What the task requires:
Search the data below for the word "səhvlər" and report how many lines contain it, with no added words.

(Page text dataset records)
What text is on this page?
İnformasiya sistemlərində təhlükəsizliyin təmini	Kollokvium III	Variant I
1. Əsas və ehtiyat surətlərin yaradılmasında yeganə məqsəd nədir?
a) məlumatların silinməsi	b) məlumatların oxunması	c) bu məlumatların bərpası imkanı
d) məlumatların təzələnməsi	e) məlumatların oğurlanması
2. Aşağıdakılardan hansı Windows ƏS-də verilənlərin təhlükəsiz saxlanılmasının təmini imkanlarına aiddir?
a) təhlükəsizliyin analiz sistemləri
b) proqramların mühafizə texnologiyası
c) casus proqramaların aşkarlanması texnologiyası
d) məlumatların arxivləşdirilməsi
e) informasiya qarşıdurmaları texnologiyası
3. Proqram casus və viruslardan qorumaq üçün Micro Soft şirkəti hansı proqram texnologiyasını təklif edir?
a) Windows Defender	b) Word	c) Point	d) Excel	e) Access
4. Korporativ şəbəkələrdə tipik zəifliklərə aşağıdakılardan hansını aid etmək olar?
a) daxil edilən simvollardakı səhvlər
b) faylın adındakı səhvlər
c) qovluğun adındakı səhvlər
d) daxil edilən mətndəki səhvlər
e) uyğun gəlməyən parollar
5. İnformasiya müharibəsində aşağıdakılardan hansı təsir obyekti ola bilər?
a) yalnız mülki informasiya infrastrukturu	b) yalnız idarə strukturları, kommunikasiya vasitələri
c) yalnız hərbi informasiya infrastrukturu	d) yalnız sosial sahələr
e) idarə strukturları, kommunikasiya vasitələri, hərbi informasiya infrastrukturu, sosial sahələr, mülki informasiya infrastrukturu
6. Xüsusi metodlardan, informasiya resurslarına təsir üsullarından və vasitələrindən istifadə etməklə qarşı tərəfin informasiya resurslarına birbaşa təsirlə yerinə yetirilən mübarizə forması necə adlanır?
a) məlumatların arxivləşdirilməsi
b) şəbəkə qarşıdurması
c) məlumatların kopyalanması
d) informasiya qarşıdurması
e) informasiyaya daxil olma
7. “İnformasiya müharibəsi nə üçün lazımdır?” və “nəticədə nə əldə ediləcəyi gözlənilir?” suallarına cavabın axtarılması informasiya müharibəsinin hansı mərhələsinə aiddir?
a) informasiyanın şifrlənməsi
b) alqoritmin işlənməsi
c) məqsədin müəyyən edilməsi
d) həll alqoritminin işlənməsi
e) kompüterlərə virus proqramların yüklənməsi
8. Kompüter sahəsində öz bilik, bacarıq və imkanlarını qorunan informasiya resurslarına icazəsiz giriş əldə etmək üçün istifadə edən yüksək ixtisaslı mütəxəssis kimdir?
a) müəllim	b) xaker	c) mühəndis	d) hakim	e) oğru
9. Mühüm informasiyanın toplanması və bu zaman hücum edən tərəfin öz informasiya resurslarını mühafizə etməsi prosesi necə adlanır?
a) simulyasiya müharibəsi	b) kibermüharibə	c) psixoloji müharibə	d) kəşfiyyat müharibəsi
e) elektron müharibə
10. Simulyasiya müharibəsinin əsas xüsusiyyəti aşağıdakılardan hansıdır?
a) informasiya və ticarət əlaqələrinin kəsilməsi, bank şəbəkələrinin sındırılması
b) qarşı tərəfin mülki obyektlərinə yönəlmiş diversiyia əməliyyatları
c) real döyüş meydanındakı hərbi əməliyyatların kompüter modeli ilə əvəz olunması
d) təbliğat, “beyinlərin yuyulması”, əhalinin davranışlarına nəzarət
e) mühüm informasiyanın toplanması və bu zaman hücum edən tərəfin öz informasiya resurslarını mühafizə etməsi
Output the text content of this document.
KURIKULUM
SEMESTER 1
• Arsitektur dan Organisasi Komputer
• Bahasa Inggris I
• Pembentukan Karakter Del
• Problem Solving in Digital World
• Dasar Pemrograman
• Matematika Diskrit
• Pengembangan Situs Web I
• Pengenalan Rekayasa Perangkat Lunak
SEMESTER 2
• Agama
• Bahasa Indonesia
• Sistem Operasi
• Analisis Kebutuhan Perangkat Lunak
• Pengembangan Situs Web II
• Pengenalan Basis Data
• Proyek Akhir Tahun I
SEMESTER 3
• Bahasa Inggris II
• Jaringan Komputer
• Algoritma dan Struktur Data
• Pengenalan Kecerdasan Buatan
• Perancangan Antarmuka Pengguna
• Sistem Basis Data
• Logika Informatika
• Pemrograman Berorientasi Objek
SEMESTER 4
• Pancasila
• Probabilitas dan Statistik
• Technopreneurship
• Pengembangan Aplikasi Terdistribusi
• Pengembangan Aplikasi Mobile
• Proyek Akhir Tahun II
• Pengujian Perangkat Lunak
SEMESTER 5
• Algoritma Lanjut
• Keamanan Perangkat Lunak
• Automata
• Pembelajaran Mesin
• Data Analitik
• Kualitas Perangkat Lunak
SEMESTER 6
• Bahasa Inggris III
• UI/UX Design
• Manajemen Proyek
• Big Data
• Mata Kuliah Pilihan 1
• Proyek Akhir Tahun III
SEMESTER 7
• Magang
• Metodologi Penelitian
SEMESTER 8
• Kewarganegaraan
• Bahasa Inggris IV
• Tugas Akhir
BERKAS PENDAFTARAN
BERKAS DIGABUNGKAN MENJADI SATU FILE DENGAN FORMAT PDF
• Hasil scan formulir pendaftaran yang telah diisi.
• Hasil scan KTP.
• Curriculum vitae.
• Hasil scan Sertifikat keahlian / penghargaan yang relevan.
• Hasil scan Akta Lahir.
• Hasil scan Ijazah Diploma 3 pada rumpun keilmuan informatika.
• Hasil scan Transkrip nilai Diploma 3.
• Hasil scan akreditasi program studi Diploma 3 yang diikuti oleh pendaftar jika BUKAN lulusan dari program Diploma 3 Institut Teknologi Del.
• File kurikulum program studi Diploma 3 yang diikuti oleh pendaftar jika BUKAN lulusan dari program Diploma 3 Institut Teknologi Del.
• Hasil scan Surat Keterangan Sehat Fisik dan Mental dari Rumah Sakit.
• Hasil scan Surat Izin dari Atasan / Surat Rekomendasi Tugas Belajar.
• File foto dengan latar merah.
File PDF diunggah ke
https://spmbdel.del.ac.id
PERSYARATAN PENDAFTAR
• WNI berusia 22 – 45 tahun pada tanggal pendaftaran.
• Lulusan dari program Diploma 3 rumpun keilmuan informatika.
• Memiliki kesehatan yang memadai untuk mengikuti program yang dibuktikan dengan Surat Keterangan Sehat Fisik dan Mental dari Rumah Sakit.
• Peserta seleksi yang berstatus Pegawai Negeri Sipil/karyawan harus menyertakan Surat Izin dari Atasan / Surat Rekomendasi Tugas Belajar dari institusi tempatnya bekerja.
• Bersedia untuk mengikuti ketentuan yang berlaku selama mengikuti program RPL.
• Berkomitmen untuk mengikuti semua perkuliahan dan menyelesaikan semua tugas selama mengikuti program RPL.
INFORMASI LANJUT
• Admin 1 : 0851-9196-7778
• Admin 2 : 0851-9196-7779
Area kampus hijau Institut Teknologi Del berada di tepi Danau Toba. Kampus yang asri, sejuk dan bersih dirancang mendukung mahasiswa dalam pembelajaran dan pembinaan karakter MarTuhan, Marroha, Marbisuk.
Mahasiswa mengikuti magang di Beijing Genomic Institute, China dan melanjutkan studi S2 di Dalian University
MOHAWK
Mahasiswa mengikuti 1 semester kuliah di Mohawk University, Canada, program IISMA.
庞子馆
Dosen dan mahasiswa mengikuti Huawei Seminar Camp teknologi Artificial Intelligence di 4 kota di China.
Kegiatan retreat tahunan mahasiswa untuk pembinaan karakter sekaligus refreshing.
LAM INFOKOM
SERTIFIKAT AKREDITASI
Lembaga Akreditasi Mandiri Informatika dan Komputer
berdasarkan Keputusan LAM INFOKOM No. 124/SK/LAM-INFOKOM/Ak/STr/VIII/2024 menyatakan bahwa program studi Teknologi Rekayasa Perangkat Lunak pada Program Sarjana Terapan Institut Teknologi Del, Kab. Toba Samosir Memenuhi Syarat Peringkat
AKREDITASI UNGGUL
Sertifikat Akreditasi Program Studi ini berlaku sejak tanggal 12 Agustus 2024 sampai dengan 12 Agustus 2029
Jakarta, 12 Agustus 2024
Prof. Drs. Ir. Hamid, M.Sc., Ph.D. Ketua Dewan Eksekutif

Response:
4